▶ Problem:
Please print the lines below without changing a character, and leave the pictures out of your output.

[Bounding box annotations]

• • •

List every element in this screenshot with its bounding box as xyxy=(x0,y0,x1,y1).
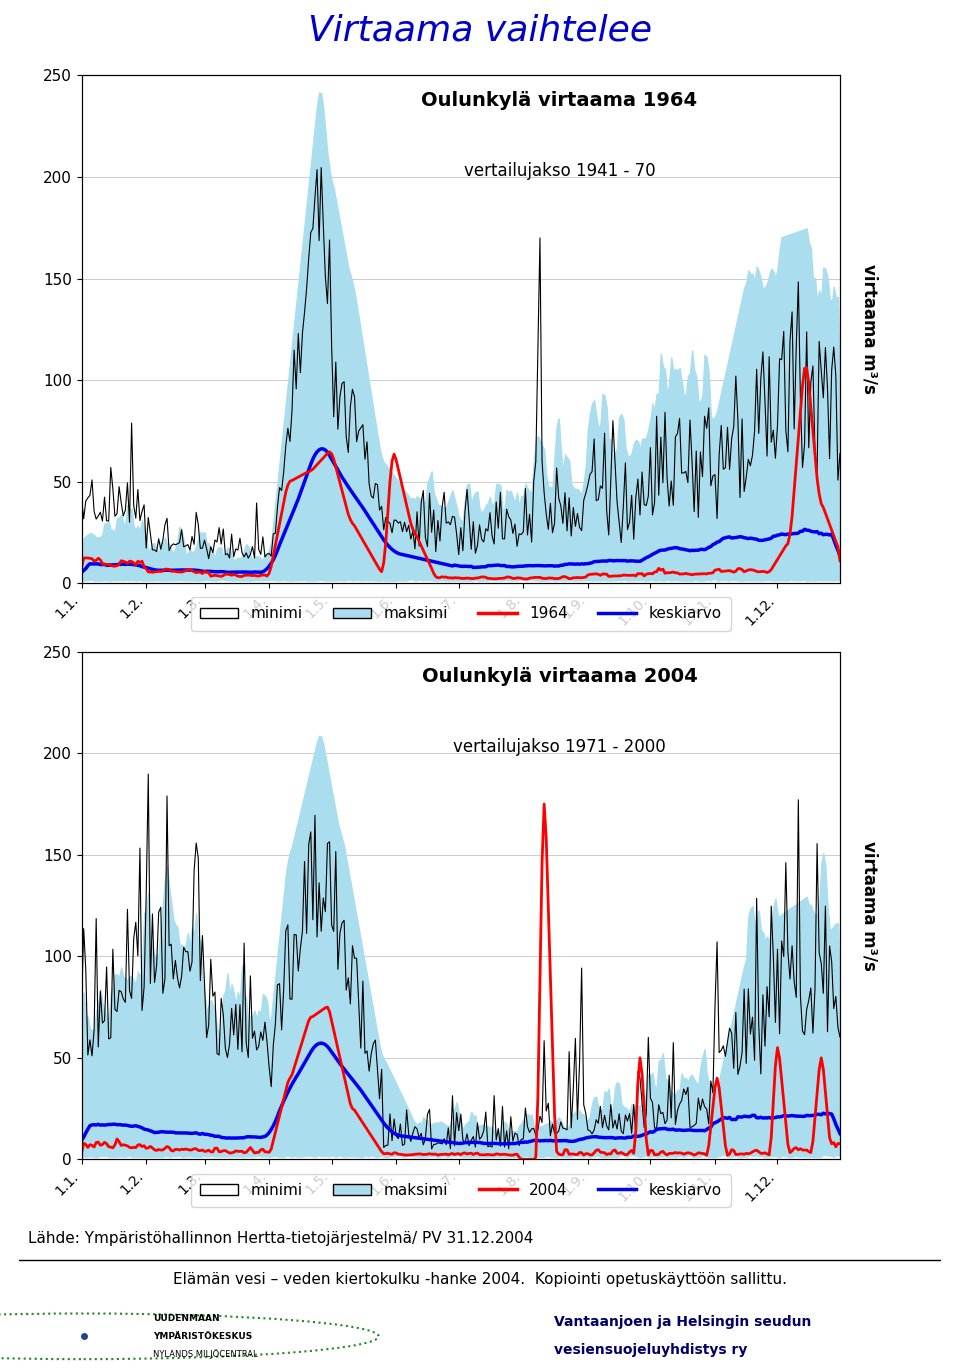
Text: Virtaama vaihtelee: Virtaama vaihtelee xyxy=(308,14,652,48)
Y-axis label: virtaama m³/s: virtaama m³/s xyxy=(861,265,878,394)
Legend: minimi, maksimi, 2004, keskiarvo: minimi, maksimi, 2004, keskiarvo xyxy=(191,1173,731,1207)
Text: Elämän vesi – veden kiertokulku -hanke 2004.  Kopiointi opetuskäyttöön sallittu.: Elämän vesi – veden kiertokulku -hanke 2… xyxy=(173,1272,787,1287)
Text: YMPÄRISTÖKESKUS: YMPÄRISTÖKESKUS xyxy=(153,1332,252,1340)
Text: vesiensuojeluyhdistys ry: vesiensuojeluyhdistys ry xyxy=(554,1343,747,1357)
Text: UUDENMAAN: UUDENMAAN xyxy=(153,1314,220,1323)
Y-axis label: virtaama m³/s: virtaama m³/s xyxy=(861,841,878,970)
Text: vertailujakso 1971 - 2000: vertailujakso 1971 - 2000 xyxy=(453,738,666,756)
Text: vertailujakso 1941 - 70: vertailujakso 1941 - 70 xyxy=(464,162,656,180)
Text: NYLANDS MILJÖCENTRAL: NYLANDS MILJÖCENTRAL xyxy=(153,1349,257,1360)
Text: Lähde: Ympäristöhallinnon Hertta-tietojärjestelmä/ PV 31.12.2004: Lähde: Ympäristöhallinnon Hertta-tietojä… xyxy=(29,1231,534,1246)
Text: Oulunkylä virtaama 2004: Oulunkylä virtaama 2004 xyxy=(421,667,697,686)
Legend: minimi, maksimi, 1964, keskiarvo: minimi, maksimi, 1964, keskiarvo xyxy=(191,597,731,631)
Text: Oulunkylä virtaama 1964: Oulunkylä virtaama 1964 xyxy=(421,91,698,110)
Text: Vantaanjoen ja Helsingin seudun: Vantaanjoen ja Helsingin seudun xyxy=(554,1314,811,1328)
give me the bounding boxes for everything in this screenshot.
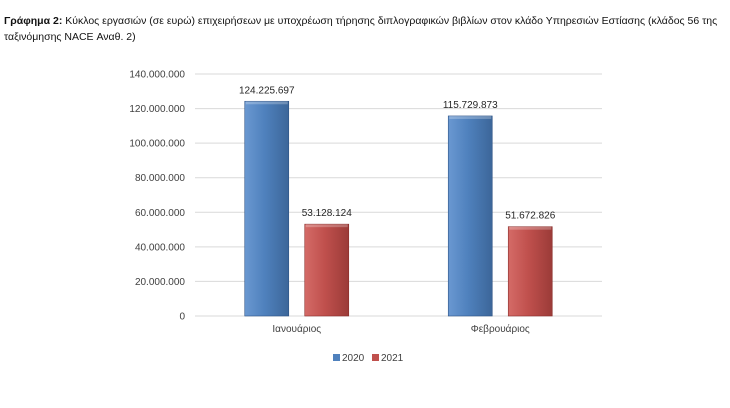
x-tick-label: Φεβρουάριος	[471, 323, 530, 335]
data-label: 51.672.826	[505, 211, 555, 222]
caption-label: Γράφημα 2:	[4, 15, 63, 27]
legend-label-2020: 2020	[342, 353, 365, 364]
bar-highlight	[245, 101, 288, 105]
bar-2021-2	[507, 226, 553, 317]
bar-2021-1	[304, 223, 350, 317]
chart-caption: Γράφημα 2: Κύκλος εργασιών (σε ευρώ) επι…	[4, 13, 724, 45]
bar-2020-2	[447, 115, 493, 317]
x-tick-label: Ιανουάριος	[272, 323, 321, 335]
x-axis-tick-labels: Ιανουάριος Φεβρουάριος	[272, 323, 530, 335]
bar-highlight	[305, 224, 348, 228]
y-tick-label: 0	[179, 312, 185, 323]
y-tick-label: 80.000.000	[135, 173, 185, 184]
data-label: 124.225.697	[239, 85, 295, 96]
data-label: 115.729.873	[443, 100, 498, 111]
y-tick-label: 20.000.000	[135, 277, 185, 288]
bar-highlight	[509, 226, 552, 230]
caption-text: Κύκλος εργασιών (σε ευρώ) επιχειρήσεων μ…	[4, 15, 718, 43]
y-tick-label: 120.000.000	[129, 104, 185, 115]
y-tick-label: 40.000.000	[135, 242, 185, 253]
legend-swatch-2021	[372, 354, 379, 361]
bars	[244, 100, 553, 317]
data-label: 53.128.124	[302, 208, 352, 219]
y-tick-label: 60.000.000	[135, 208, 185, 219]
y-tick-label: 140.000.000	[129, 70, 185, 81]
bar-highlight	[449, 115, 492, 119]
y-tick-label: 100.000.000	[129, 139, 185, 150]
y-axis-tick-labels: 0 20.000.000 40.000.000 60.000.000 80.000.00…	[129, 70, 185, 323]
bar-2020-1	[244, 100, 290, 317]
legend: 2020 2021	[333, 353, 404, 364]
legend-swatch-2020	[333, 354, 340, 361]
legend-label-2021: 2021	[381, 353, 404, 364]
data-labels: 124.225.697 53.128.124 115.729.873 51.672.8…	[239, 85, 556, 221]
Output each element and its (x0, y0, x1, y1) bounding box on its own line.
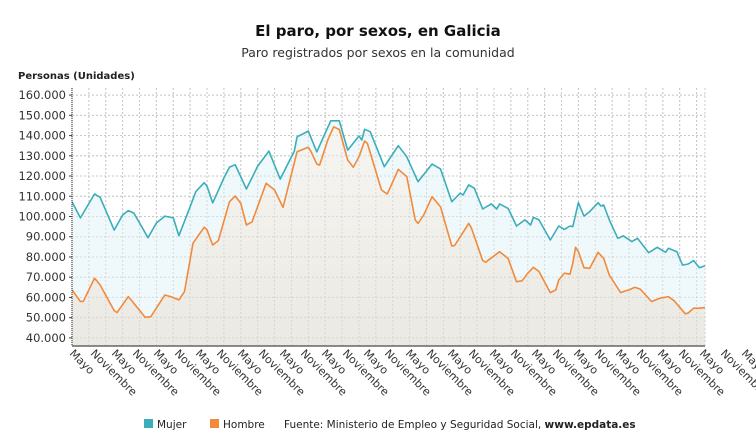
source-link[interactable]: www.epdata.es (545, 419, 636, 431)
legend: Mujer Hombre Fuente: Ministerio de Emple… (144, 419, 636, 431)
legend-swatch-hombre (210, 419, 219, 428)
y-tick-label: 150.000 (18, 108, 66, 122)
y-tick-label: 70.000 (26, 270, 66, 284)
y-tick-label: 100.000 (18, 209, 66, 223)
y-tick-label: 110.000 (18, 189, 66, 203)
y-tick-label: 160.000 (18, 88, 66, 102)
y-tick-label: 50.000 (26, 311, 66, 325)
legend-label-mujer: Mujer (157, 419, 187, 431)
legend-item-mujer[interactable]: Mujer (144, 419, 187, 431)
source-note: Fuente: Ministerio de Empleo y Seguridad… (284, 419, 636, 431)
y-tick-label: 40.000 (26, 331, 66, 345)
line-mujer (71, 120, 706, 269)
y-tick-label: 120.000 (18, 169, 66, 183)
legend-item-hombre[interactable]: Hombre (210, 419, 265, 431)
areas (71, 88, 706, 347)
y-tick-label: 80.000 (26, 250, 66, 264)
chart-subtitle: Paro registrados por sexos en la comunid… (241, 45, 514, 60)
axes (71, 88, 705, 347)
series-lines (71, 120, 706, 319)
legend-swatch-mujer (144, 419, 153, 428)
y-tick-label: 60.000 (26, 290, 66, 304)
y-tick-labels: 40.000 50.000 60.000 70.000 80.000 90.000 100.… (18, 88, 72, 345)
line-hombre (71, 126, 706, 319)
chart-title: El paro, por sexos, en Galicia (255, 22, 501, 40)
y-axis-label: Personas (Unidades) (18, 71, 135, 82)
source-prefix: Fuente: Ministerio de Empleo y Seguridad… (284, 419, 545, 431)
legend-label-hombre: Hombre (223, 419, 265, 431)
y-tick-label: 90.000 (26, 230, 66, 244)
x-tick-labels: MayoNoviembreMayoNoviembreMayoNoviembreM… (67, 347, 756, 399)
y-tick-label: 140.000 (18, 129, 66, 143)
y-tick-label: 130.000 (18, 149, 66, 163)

• • •

▶ Full solution:
List every element in this screenshot with its bounding box as xyxy=(x0,y0,x1,y1).
Text: Virtaama vaihtelee: Virtaama vaihtelee xyxy=(308,14,652,48)
Y-axis label: virtaama m³/s: virtaama m³/s xyxy=(861,265,878,394)
Legend: minimi, maksimi, 2004, keskiarvo: minimi, maksimi, 2004, keskiarvo xyxy=(191,1173,731,1207)
Text: Elämän vesi – veden kiertokulku -hanke 2004.  Kopiointi opetuskäyttöön sallittu.: Elämän vesi – veden kiertokulku -hanke 2… xyxy=(173,1272,787,1287)
Text: YMPÄRISTÖKESKUS: YMPÄRISTÖKESKUS xyxy=(153,1332,252,1340)
Text: vesiensuojeluyhdistys ry: vesiensuojeluyhdistys ry xyxy=(554,1343,747,1357)
Text: UUDENMAAN: UUDENMAAN xyxy=(153,1314,220,1323)
Y-axis label: virtaama m³/s: virtaama m³/s xyxy=(861,841,878,970)
Text: vertailujakso 1971 - 2000: vertailujakso 1971 - 2000 xyxy=(453,738,666,756)
Text: vertailujakso 1941 - 70: vertailujakso 1941 - 70 xyxy=(464,162,656,180)
Text: NYLANDS MILJÖCENTRAL: NYLANDS MILJÖCENTRAL xyxy=(153,1349,257,1360)
Text: Lähde: Ympäristöhallinnon Hertta-tietojärjestelmä/ PV 31.12.2004: Lähde: Ympäristöhallinnon Hertta-tietojä… xyxy=(29,1231,534,1246)
Text: Oulunkylä virtaama 2004: Oulunkylä virtaama 2004 xyxy=(421,667,697,686)
Legend: minimi, maksimi, 1964, keskiarvo: minimi, maksimi, 1964, keskiarvo xyxy=(191,597,731,631)
Text: Oulunkylä virtaama 1964: Oulunkylä virtaama 1964 xyxy=(421,91,698,110)
Text: Vantaanjoen ja Helsingin seudun: Vantaanjoen ja Helsingin seudun xyxy=(554,1314,811,1328)
give me the bounding boxes for everything in this screenshot.
x-tick-label: Φεβρουάριος	[471, 323, 530, 335]
data-label: 51.672.826	[505, 211, 555, 222]
caption-label: Γράφημα 2:	[4, 15, 63, 27]
legend-label-2020: 2020	[342, 353, 365, 364]
bar-highlight	[245, 101, 288, 105]
bar-2021-2	[507, 226, 553, 317]
bar-2021-1	[304, 223, 350, 317]
chart-caption: Γράφημα 2: Κύκλος εργασιών (σε ευρώ) επι…	[4, 13, 724, 45]
bar-2020-2	[447, 115, 493, 317]
x-tick-label: Ιανουάριος	[272, 323, 321, 335]
x-axis-tick-labels: Ιανουάριος Φεβρουάριος	[272, 323, 530, 335]
bar-highlight	[305, 224, 348, 228]
y-tick-label: 0	[179, 312, 185, 323]
y-tick-label: 80.000.000	[135, 173, 185, 184]
data-label: 124.225.697	[239, 85, 295, 96]
data-label: 115.729.873	[443, 100, 498, 111]
y-tick-label: 20.000.000	[135, 277, 185, 288]
bar-highlight	[509, 226, 552, 230]
caption-text: Κύκλος εργασιών (σε ευρώ) επιχειρήσεων μ…	[4, 15, 718, 43]
y-tick-label: 120.000.000	[129, 104, 185, 115]
y-tick-label: 40.000.000	[135, 242, 185, 253]
legend-swatch-2021	[372, 354, 379, 361]
bars	[244, 100, 553, 317]
data-label: 53.128.124	[302, 208, 352, 219]
y-tick-label: 60.000.000	[135, 208, 185, 219]
y-tick-label: 140.000.000	[129, 70, 185, 81]
bar-highlight	[449, 115, 492, 119]
y-tick-label: 100.000.000	[129, 139, 185, 150]
y-axis-tick-labels: 0 20.000.000 40.000.000 60.000.000 80.000.00…	[129, 70, 185, 323]
bar-2020-1	[244, 100, 290, 317]
legend: 2020 2021	[333, 353, 404, 364]
legend-swatch-2020	[333, 354, 340, 361]
legend-label-2021: 2021	[381, 353, 404, 364]
data-labels: 124.225.697 53.128.124 115.729.873 51.672.8…	[239, 85, 556, 221]
Output each element and its (x0, y0, x1, y1) bounding box on its own line.
source-link[interactable]: www.epdata.es (545, 419, 636, 431)
legend: Mujer Hombre Fuente: Ministerio de Emple… (144, 419, 636, 431)
legend-swatch-hombre (210, 419, 219, 428)
y-tick-label: 150.000 (18, 108, 66, 122)
y-tick-label: 70.000 (26, 270, 66, 284)
y-tick-label: 100.000 (18, 209, 66, 223)
y-tick-label: 110.000 (18, 189, 66, 203)
y-tick-label: 160.000 (18, 88, 66, 102)
y-tick-label: 50.000 (26, 311, 66, 325)
legend-label-mujer: Mujer (157, 419, 187, 431)
legend-item-mujer[interactable]: Mujer (144, 419, 187, 431)
source-note: Fuente: Ministerio de Empleo y Seguridad… (284, 419, 636, 431)
y-tick-label: 40.000 (26, 331, 66, 345)
line-mujer (71, 120, 706, 269)
y-tick-label: 120.000 (18, 169, 66, 183)
legend-item-hombre[interactable]: Hombre (210, 419, 265, 431)
areas (71, 88, 706, 347)
y-tick-label: 80.000 (26, 250, 66, 264)
chart-subtitle: Paro registrados por sexos en la comunid… (241, 45, 514, 60)
axes (71, 88, 705, 347)
series-lines (71, 120, 706, 319)
legend-swatch-mujer (144, 419, 153, 428)
y-tick-label: 60.000 (26, 290, 66, 304)
y-tick-labels: 40.000 50.000 60.000 70.000 80.000 90.000 100.… (18, 88, 72, 345)
line-hombre (71, 126, 706, 319)
chart-title: El paro, por sexos, en Galicia (255, 22, 501, 40)
y-axis-label: Personas (Unidades) (18, 71, 135, 82)
source-prefix: Fuente: Ministerio de Empleo y Seguridad… (284, 419, 545, 431)
legend-label-hombre: Hombre (223, 419, 265, 431)
y-tick-label: 90.000 (26, 230, 66, 244)
x-tick-labels: MayoNoviembreMayoNoviembreMayoNoviembreM… (67, 347, 756, 399)
y-tick-label: 140.000 (18, 129, 66, 143)
y-tick-label: 130.000 (18, 149, 66, 163)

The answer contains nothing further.